Given instruction. Can you turn every line of the records below into a JSON list of strings, one string per line, with blank lines dropped? Leave the pictures out of the answer.

Material shown.
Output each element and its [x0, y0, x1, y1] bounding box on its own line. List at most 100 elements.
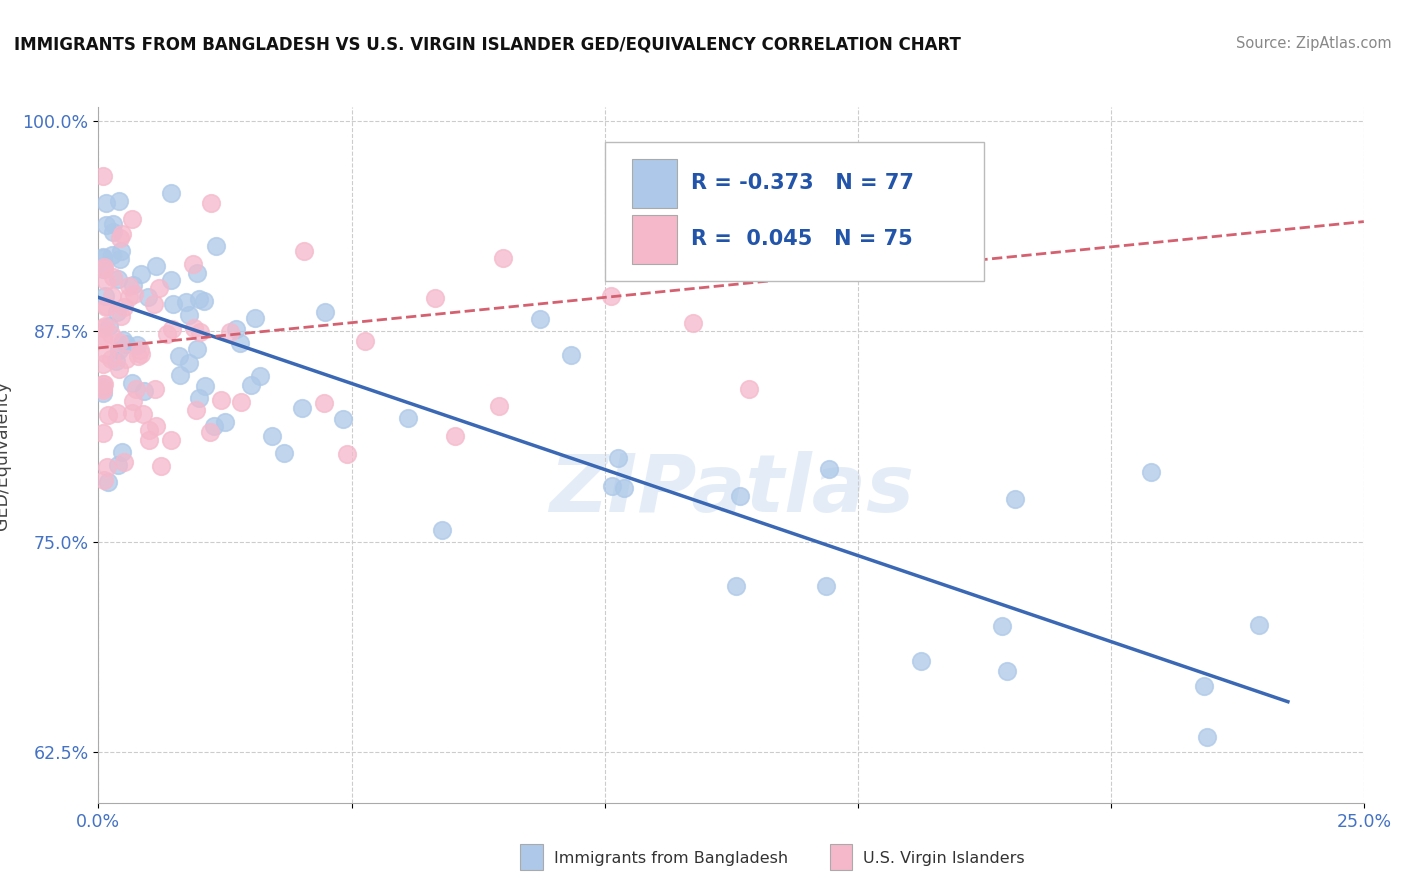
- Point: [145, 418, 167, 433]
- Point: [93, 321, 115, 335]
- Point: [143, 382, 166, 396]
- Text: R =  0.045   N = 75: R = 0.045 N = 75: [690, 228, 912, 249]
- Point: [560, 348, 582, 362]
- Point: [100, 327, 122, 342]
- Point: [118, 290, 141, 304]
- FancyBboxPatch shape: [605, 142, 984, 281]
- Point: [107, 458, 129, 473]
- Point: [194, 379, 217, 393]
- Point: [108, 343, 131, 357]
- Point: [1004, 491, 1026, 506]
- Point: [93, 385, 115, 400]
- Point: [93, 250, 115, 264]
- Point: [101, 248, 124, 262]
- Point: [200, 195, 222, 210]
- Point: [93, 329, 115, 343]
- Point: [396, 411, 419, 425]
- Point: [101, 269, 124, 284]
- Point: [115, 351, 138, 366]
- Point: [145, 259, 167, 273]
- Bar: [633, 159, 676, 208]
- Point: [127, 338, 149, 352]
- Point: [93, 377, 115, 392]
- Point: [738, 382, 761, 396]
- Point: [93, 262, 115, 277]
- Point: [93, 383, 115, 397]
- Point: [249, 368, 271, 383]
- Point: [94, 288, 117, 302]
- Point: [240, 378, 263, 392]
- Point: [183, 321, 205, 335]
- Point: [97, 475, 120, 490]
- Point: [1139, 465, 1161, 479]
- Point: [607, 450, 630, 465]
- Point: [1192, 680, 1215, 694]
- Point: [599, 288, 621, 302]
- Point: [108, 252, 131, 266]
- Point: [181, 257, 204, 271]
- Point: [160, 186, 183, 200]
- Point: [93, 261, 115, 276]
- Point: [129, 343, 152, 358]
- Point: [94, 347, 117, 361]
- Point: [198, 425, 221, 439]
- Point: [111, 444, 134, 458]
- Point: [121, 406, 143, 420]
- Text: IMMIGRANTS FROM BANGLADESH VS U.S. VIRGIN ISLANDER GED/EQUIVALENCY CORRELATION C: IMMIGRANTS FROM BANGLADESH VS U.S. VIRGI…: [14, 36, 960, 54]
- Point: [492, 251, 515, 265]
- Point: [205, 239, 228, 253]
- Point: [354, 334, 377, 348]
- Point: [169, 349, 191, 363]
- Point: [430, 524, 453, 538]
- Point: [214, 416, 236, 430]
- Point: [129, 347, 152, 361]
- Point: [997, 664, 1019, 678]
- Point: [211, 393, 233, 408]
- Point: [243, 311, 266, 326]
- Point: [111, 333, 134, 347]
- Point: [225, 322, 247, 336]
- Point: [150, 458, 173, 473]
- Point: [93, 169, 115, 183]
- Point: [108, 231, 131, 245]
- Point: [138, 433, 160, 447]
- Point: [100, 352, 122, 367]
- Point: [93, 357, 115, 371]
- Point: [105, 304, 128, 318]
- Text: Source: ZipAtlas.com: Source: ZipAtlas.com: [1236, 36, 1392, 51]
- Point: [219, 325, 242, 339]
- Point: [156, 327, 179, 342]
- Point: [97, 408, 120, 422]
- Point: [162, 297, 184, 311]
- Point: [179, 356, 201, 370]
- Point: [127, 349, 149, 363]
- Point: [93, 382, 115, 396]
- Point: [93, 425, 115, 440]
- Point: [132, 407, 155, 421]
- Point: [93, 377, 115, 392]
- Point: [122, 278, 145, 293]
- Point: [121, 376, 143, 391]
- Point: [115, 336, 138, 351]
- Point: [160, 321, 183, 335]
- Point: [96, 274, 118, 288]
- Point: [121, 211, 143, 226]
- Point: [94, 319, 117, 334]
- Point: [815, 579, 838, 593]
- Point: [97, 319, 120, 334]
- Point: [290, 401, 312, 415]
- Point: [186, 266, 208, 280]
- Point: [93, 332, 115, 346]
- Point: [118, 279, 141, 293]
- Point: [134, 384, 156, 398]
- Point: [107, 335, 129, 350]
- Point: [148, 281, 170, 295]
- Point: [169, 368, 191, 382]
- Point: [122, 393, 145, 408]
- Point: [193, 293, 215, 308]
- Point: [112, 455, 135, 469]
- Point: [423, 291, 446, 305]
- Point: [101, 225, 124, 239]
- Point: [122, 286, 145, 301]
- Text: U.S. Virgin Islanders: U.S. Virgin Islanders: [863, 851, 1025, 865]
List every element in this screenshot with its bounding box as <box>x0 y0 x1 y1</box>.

Expected answer.
[
  "Output each element and its [x0, y0, x1, y1] bounding box on its own line. List at most 100 elements.",
  "- Point: [145, 418, 167, 433]",
  "- Point: [93, 321, 115, 335]",
  "- Point: [143, 382, 166, 396]",
  "- Text: R =  0.045   N = 75: R = 0.045 N = 75: [690, 228, 912, 249]",
  "- Point: [560, 348, 582, 362]",
  "- Point: [100, 327, 122, 342]",
  "- Point: [118, 290, 141, 304]",
  "- FancyBboxPatch shape: [605, 142, 984, 281]",
  "- Point: [107, 458, 129, 473]",
  "- Point: [194, 379, 217, 393]",
  "- Point: [108, 343, 131, 357]",
  "- Point: [1004, 491, 1026, 506]",
  "- Point: [93, 385, 115, 400]",
  "- Point: [93, 250, 115, 264]",
  "- Point: [101, 248, 124, 262]",
  "- Point: [200, 195, 222, 210]",
  "- Point: [93, 329, 115, 343]",
  "- Point: [396, 411, 419, 425]",
  "- Point: [101, 269, 124, 284]",
  "- Point: [115, 351, 138, 366]",
  "- Point: [145, 259, 167, 273]",
  "- Bar: [633, 159, 676, 208]",
  "- Point: [127, 338, 149, 352]",
  "- Point: [93, 377, 115, 392]",
  "- Point: [738, 382, 761, 396]",
  "- Point: [93, 262, 115, 277]",
  "- Point: [93, 383, 115, 397]",
  "- Point: [249, 368, 271, 383]",
  "- Point: [94, 288, 117, 302]",
  "- Point: [240, 378, 263, 392]",
  "- Point: [183, 321, 205, 335]",
  "- Point: [97, 475, 120, 490]",
  "- Point: [1139, 465, 1161, 479]",
  "- Point: [607, 450, 630, 465]",
  "- Point: [1192, 680, 1215, 694]",
  "- Point: [599, 288, 621, 302]",
  "- Point: [108, 252, 131, 266]",
  "- Point: [181, 257, 204, 271]",
  "- Point: [160, 186, 183, 200]",
  "- Point: [93, 261, 115, 276]",
  "- Point: [129, 343, 152, 358]",
  "- Point: [94, 347, 117, 361]",
  "- Point: [198, 425, 221, 439]",
  "- Point: [111, 444, 134, 458]",
  "- Point: [121, 406, 143, 420]",
  "- Text: IMMIGRANTS FROM BANGLADESH VS U.S. VIRGIN ISLANDER GED/EQUIVALENCY CORRELATION C: IMMIGRANTS FROM BANGLADESH VS U.S. VIRGI…: [14, 36, 960, 54]",
  "- Point: [492, 251, 515, 265]",
  "- Point: [205, 239, 228, 253]",
  "- Point: [354, 334, 377, 348]",
  "- Point: [169, 349, 191, 363]",
  "- Point: [430, 524, 453, 538]",
  "- Point: [214, 416, 236, 430]",
  "- Point: [129, 347, 152, 361]",
  "- Point: [997, 664, 1019, 678]",
  "- Point: [211, 393, 233, 408]",
  "- Point: [243, 311, 266, 326]",
  "- Point: [111, 333, 134, 347]",
  "- Point: [225, 322, 247, 336]",
  "- Point: [150, 458, 173, 473]",
  "- Point: [93, 169, 115, 183]",
  "- Point: [108, 231, 131, 245]",
  "- Point: [138, 433, 160, 447]",
  "- Point: [100, 352, 122, 367]",
  "- Point: [93, 357, 115, 371]",
  "- Point: [105, 304, 128, 318]",
  "- Text: Source: ZipAtlas.com: Source: ZipAtlas.com: [1236, 36, 1392, 51]",
  "- Point: [219, 325, 242, 339]",
  "- Point: [156, 327, 179, 342]",
  "- Point: [97, 408, 120, 422]",
  "- Point: [162, 297, 184, 311]",
  "- Point: [179, 356, 201, 370]",
  "- Point: [127, 349, 149, 363]",
  "- Point: [93, 382, 115, 396]",
  "- Point: [93, 425, 115, 440]",
  "- Point: [132, 407, 155, 421]",
  "- Point: [93, 377, 115, 392]",
  "- Point: [122, 278, 145, 293]",
  "- Point: [121, 376, 143, 391]",
  "- Point: [115, 336, 138, 351]",
  "- Point: [160, 321, 183, 335]",
  "- Point: [96, 274, 118, 288]",
  "- Point: [121, 211, 143, 226]",
  "- Point: [94, 319, 117, 334]",
  "- Point: [815, 579, 838, 593]",
  "- Point: [97, 319, 120, 334]",
  "- Point: [290, 401, 312, 415]",
  "- Point: [186, 266, 208, 280]",
  "- Point: [93, 332, 115, 346]",
  "- Point: [118, 279, 141, 293]",
  "- Point: [134, 384, 156, 398]",
  "- Point: [107, 335, 129, 350]",
  "- Point: [148, 281, 170, 295]",
  "- Point: [169, 368, 191, 382]",
  "- Point: [122, 393, 145, 408]",
  "- Point: [193, 293, 215, 308]",
  "- Point: [112, 455, 135, 469]",
  "- Point: [423, 291, 446, 305]",
  "- Point: [101, 225, 124, 239]",
  "- Point: [122, 286, 145, 301]",
  "- Text: U.S. Virgin Islanders: U.S. Virgin Islanders: [863, 851, 1025, 865]",
  "List every element in this screenshot with its bounding box as <box>x0 y0 x1 y1</box>."
]